Give the entries back exactly, dropping each image.
## START
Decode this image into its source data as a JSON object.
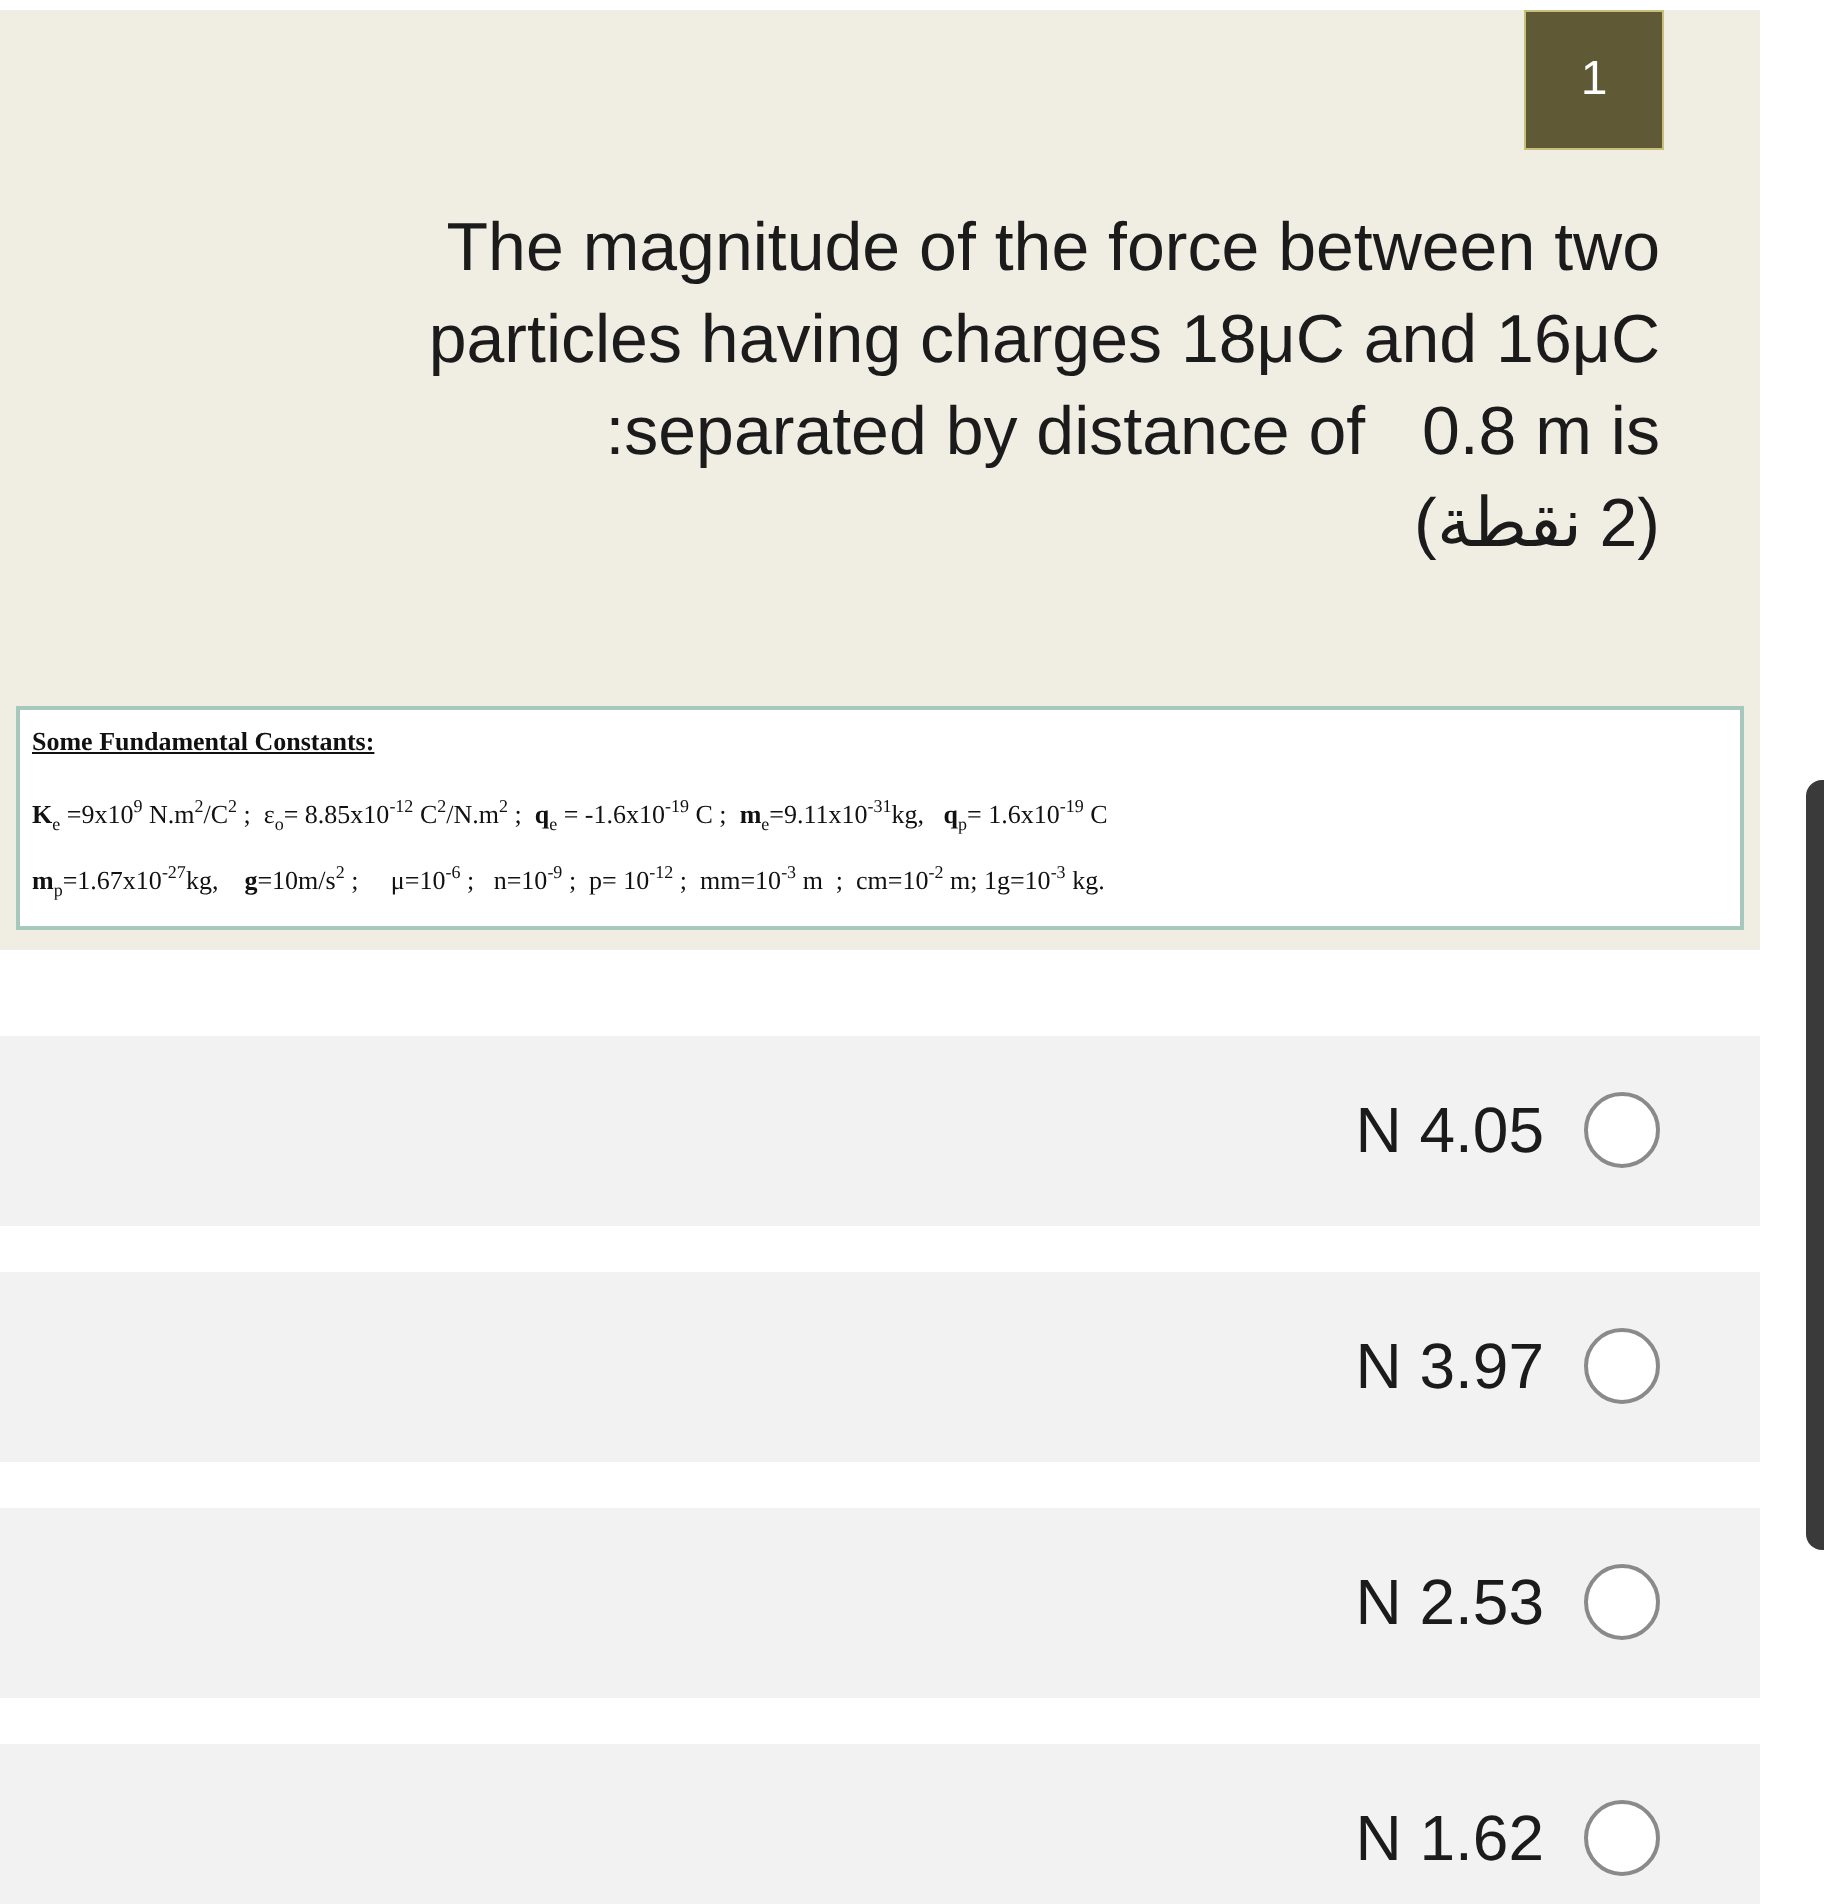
{
  "question": {
    "number": "1",
    "lines": [
      "The magnitude of the force between two",
      "particles having charges 18μC and 16μC",
      ":separated by distance of   0.8 m is"
    ],
    "points": "(2 نقطة)"
  },
  "constants": {
    "title": "Some Fundamental Constants:",
    "lines": [
      "**K**$_{e}$ =9x10$^{9}$ N.m$^{2}$/C$^{2}$ ;  ε$_{o}$= 8.85x10$^{-12}$ C$^{2}$/N.m$^{2}$ ;  **q**$_{e}$ = -1.6x10$^{-19}$ C ;  **m**$_{e}$=9.11x10$^{-31}$kg,   **q**$_{p}$= 1.6x10$^{-19}$ C",
      "**m**$_{p}$=1.67x10$^{-27}$kg,    **g**=10m/s$^{2}$ ;     μ=10$^{-6}$ ;   n=10$^{-9}$ ;  p= 10$^{-12}$ ;  mm=10$^{-3}$ m  ;  cm=10$^{-2}$ m; 1g=10$^{-3}$ kg."
    ]
  },
  "options": [
    {
      "label": "N 4.05",
      "selected": false
    },
    {
      "label": "N 3.97",
      "selected": false
    },
    {
      "label": "N 2.53",
      "selected": false
    },
    {
      "label": "N 1.62",
      "selected": false
    }
  ]
}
## END
Completed exercise:
Decode this image into its source data as a JSON object.
{
  "question": {
    "number": "1",
    "lines": [
      "The magnitude of the force between two",
      "particles having charges 18μC and 16μC",
      ":separated by distance of   0.8 m is"
    ],
    "points": "(2 نقطة)"
  },
  "constants": {
    "title": "Some Fundamental Constants:",
    "lines": [
      "**K**$_{e}$ =9x10$^{9}$ N.m$^{2}$/C$^{2}$ ;  ε$_{o}$= 8.85x10$^{-12}$ C$^{2}$/N.m$^{2}$ ;  **q**$_{e}$ = -1.6x10$^{-19}$ C ;  **m**$_{e}$=9.11x10$^{-31}$kg,   **q**$_{p}$= 1.6x10$^{-19}$ C",
      "**m**$_{p}$=1.67x10$^{-27}$kg,    **g**=10m/s$^{2}$ ;     μ=10$^{-6}$ ;   n=10$^{-9}$ ;  p= 10$^{-12}$ ;  mm=10$^{-3}$ m  ;  cm=10$^{-2}$ m; 1g=10$^{-3}$ kg."
    ]
  },
  "options": [
    {
      "label": "N 4.05",
      "selected": false
    },
    {
      "label": "N 3.97",
      "selected": false
    },
    {
      "label": "N 2.53",
      "selected": false
    },
    {
      "label": "N 1.62",
      "selected": false
    }
  ]
}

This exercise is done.